- PROBLEM -
Quote the material word for word, starting with the line that contains "file-item[interactable]: ➔✖⇆▾ Go, Stop, Refresh, Dropdown.bmp" and ending with the line that contains "new-folder-button[interactable]: New folder". Include both of those lines.

- STORED DATA -

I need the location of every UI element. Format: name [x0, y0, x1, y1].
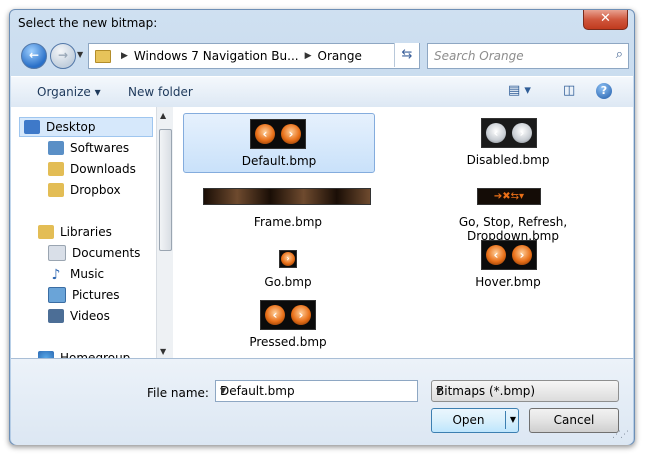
file-item[interactable]: ➔✖⇆▾ Go, Stop, Refresh, Dropdown.bmp [413, 183, 613, 243]
sidebar-item-label: Downloads [70, 162, 136, 176]
scroll-down-icon[interactable]: ▼ [160, 347, 166, 356]
command-bar: Organize ▾ New folder ▤ ▾ ◫ ? [11, 76, 633, 108]
thumbnail-image: ‹ › [260, 300, 316, 330]
downloads-icon [48, 162, 64, 176]
resize-grip-icon[interactable]: ⋰⋰ [612, 430, 629, 440]
organize-menu[interactable]: Organize ▾ [37, 85, 101, 99]
new-folder-button[interactable]: New folder [128, 85, 193, 99]
breadcrumb-item[interactable]: Orange [318, 49, 362, 63]
change-view-icon[interactable]: ▤ ▾ [508, 83, 531, 98]
search-placeholder: Search Orange [434, 49, 524, 63]
desktop-icon [24, 120, 40, 134]
refresh-icon[interactable]: ⇆ [394, 43, 419, 67]
sidebar-item-label: Music [70, 267, 105, 281]
file-list: ‹ › Default.bmp ‹ › Disabled.bmp Frame.bmp… [173, 107, 633, 358]
search-input[interactable]: Search Orange ⌕ [427, 43, 629, 69]
music-icon: ♪ [51, 267, 61, 283]
file-dialog: Select the new bitmap: ✕ ← → ▼ ▶ Windows… [9, 9, 635, 445]
thumbnail-image: ‹ › [481, 240, 537, 270]
file-name-label: Hover.bmp [475, 275, 541, 289]
sidebar-item-label: Documents [72, 246, 141, 260]
forward-button[interactable]: → [50, 43, 76, 69]
open-options-icon[interactable]: ▼ [510, 409, 516, 431]
file-name-field[interactable]: Default.bmp ▼ [215, 380, 418, 402]
split-divider [505, 411, 506, 429]
search-icon[interactable]: ⌕ [616, 47, 623, 62]
scrollbar-thumb[interactable] [159, 129, 172, 251]
chevron-down-icon[interactable]: ▼ [220, 386, 413, 395]
sidebar-item-music[interactable]: ♪ Music [48, 264, 105, 284]
file-name-label: Disabled.bmp [466, 153, 550, 167]
file-name-label: Default.bmp [241, 154, 317, 168]
file-item[interactable]: ‹ › Disabled.bmp [413, 113, 603, 171]
sidebar-item-label: Softwares [70, 141, 130, 155]
sidebar-item-libraries[interactable]: Libraries [38, 222, 112, 242]
help-icon[interactable]: ? [596, 83, 612, 99]
thumbnail-image [203, 188, 371, 205]
address-bar[interactable]: ▶ Windows 7 Navigation Bu... ▶ Orange [88, 43, 420, 69]
open-button-label: Open [452, 413, 485, 427]
breadcrumb-item[interactable]: Windows 7 Navigation Bu... [134, 49, 299, 63]
sidebar-scrollbar[interactable]: ▲ ▼ [156, 107, 173, 358]
file-item[interactable]: ‹ › Default.bmp [183, 113, 375, 173]
sidebar-item-downloads[interactable]: Downloads [48, 159, 136, 179]
softwares-icon [48, 141, 64, 155]
breadcrumb-separator-icon[interactable]: ▶ [121, 51, 128, 61]
thumbnail-image: ➔✖⇆▾ [477, 188, 541, 205]
file-name-label: File name: [147, 386, 209, 400]
pictures-icon [48, 287, 66, 303]
videos-icon [48, 309, 64, 323]
sidebar-item-desktop[interactable]: Desktop [19, 117, 153, 137]
breadcrumb-separator-icon[interactable]: ▶ [305, 51, 312, 61]
preview-pane-icon[interactable]: ◫ [563, 83, 575, 98]
documents-icon [48, 245, 66, 261]
back-button[interactable]: ← [21, 43, 47, 69]
chevron-down-icon[interactable]: ▼ [436, 386, 613, 395]
sidebar-item-videos[interactable]: Videos [48, 306, 110, 326]
folder-icon [95, 49, 111, 63]
file-item[interactable]: ‹ › Pressed.bmp [233, 295, 343, 353]
thumbnail-image: ‹ › [250, 119, 306, 149]
file-item[interactable]: › Go.bmp [233, 245, 343, 293]
sidebar-item-label: Videos [70, 309, 110, 323]
thumbnail-image: › [279, 250, 297, 268]
dialog-title: Select the new bitmap: [18, 16, 158, 30]
sidebar-item-softwares[interactable]: Softwares [48, 138, 129, 158]
open-button[interactable]: Open ▼ [431, 408, 519, 433]
sidebar-item-label: Dropbox [70, 183, 121, 197]
sidebar-item-dropbox[interactable]: Dropbox [48, 180, 121, 200]
file-item[interactable]: ‹ › Hover.bmp [453, 235, 563, 293]
close-button[interactable]: ✕ [583, 10, 628, 30]
scroll-up-icon[interactable]: ▲ [160, 111, 166, 120]
sidebar-item-pictures[interactable]: Pictures [48, 285, 120, 305]
navigation-pane: Desktop Softwares Downloads Dropbox Libr… [11, 107, 156, 365]
libraries-icon [38, 225, 54, 239]
sidebar-item-label: Desktop [46, 120, 96, 134]
recent-locations-dropdown[interactable]: ▼ [77, 50, 83, 59]
dropbox-icon [48, 183, 64, 197]
cancel-button[interactable]: Cancel [529, 408, 619, 433]
sidebar-item-label: Pictures [72, 288, 120, 302]
file-item[interactable]: Frame.bmp [193, 183, 371, 231]
file-type-select[interactable]: Bitmaps (*.bmp) ▼ [431, 380, 619, 402]
file-name-label: Go.bmp [264, 275, 312, 289]
sidebar-item-label: Libraries [60, 225, 112, 239]
sidebar-item-documents[interactable]: Documents [48, 243, 140, 263]
file-name-label: Frame.bmp [253, 215, 323, 229]
thumbnail-image: ‹ › [481, 118, 537, 148]
file-name-label: Pressed.bmp [249, 335, 327, 349]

- RESULT OF THE TASK -
file-item[interactable]: ➔✖⇆▾ Go, Stop, Refresh, Dropdown.bmp [413, 183, 613, 243]
sidebar-item-label: Downloads [70, 162, 136, 176]
scroll-down-icon[interactable]: ▼ [160, 347, 166, 356]
command-bar: Organize ▾ New folder ▤ ▾ ◫ ? [11, 76, 633, 108]
thumbnail-image: ‹ › [260, 300, 316, 330]
downloads-icon [48, 162, 64, 176]
resize-grip-icon[interactable]: ⋰⋰ [612, 430, 629, 440]
organize-menu[interactable]: Organize ▾ [37, 85, 101, 99]
new-folder-button[interactable]: New folder [128, 85, 193, 99]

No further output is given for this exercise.